**STATED GOAL**
Set down exactly the lines from the one containing "Decode this image" through the last line of the records below, both included, and nothing else.

- - - -

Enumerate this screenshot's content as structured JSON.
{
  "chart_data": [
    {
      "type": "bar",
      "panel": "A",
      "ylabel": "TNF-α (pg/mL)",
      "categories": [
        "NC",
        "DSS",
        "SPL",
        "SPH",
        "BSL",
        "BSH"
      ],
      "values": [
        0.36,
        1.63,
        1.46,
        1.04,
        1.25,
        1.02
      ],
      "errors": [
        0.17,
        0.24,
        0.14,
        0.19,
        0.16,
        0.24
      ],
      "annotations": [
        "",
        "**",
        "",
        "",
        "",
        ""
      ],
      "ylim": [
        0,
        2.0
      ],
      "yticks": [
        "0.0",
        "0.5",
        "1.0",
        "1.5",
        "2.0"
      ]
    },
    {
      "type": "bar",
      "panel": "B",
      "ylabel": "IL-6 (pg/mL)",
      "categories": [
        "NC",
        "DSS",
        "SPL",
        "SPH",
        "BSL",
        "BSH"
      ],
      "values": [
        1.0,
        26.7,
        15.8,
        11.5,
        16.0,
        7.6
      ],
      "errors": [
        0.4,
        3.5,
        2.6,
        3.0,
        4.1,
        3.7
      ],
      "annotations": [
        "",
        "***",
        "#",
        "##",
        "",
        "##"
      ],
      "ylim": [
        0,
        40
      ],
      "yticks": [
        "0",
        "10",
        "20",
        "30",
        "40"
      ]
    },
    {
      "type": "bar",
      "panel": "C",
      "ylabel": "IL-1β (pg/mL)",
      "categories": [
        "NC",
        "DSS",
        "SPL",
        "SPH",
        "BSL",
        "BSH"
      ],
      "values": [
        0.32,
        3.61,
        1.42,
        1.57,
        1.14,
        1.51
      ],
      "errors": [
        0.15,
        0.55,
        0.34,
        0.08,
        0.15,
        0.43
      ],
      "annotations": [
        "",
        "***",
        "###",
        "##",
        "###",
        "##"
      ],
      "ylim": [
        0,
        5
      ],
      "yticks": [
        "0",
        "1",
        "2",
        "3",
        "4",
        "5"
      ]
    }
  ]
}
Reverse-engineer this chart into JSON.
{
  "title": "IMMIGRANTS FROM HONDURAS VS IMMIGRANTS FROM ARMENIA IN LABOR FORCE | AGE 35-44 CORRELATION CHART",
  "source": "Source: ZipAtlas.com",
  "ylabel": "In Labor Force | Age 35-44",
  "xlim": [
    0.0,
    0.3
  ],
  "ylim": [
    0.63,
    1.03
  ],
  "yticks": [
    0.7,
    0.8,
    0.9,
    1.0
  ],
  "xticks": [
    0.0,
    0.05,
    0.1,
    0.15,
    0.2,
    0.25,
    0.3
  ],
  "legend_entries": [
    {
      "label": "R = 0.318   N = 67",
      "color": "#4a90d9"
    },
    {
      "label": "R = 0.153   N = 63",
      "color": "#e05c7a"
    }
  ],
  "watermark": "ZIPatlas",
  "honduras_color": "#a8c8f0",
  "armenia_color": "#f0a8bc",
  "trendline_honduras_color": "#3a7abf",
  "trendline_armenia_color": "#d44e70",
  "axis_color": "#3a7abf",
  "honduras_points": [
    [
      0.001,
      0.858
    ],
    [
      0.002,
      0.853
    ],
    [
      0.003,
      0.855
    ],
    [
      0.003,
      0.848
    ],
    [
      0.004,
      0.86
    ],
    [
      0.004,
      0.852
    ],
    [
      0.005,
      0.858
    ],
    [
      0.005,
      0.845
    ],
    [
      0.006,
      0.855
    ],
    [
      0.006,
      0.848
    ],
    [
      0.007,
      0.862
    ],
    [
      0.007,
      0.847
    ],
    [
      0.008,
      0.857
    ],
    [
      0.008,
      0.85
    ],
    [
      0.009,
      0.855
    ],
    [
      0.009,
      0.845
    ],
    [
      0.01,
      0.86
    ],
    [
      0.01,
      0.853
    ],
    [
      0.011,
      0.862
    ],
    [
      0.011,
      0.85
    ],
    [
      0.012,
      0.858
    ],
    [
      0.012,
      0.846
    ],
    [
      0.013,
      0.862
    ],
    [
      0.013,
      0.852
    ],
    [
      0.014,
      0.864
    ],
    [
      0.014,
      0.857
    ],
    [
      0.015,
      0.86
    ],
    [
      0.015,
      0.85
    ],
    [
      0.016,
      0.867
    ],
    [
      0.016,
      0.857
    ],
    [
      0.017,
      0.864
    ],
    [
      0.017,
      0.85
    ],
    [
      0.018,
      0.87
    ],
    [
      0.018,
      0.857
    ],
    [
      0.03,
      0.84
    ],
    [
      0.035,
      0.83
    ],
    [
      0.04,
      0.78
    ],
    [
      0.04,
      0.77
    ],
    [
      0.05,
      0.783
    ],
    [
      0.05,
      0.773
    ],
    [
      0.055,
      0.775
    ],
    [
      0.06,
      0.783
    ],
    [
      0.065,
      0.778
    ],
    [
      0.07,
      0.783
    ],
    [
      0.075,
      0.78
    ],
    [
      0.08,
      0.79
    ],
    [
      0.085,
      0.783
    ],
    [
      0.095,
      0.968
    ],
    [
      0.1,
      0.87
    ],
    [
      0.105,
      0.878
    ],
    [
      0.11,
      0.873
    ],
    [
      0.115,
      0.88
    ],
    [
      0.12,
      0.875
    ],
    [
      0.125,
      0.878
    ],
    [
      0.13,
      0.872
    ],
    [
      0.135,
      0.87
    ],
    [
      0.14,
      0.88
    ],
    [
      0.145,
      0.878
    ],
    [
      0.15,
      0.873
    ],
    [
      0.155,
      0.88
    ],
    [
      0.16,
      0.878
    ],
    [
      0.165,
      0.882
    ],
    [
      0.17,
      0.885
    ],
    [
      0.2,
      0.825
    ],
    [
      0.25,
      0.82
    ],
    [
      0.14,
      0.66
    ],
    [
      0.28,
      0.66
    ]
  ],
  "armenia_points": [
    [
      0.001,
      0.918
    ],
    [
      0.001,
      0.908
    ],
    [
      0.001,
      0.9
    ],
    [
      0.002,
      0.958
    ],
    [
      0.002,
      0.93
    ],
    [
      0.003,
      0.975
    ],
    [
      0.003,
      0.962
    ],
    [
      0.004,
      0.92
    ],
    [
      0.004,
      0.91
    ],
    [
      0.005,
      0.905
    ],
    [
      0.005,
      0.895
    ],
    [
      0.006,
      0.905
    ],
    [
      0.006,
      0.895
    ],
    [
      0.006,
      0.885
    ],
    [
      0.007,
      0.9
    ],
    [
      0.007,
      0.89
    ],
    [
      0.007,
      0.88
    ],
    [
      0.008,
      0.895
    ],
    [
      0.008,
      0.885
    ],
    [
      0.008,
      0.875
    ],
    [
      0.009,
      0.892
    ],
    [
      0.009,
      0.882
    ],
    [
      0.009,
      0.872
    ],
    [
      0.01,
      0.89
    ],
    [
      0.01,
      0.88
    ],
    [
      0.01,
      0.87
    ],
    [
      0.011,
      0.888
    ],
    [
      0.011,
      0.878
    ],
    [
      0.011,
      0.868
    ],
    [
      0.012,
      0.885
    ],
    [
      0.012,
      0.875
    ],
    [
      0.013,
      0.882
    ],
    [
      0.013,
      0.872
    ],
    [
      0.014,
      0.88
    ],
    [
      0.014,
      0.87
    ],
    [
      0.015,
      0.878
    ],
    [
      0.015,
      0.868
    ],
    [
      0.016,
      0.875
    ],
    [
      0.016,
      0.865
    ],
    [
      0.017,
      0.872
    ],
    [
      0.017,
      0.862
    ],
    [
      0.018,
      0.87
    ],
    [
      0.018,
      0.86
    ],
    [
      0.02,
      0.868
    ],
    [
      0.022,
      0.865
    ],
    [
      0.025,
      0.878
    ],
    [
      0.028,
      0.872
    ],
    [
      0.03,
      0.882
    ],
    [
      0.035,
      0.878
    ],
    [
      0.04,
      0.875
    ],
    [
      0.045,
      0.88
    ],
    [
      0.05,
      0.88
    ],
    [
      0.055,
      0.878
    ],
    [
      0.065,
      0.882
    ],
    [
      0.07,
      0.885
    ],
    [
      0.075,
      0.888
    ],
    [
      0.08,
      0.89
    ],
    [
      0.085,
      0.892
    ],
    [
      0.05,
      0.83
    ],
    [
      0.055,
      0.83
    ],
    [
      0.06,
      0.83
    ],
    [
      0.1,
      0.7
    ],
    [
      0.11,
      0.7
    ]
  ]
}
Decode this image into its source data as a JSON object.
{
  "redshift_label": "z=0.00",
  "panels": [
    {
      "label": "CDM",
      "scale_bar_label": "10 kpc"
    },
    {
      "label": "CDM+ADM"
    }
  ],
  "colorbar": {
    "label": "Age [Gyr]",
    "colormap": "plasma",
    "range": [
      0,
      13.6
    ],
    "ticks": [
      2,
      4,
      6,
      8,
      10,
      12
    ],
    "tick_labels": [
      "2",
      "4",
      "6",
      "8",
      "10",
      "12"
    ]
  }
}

- - - -

**RESULT BELOW**
Decode this image into its source data as a JSON object.
{
  "redshift_label": "z=0.00",
  "panels": [
    {
      "label": "CDM",
      "scale_bar_label": "10 kpc"
    },
    {
      "label": "CDM+ADM"
    }
  ],
  "colorbar": {
    "label": "Age [Gyr]",
    "colormap": "plasma",
    "range": [
      0,
      13.6
    ],
    "ticks": [
      2,
      4,
      6,
      8,
      10,
      12
    ],
    "tick_labels": [
      "2",
      "4",
      "6",
      "8",
      "10",
      "12"
    ]
  }
}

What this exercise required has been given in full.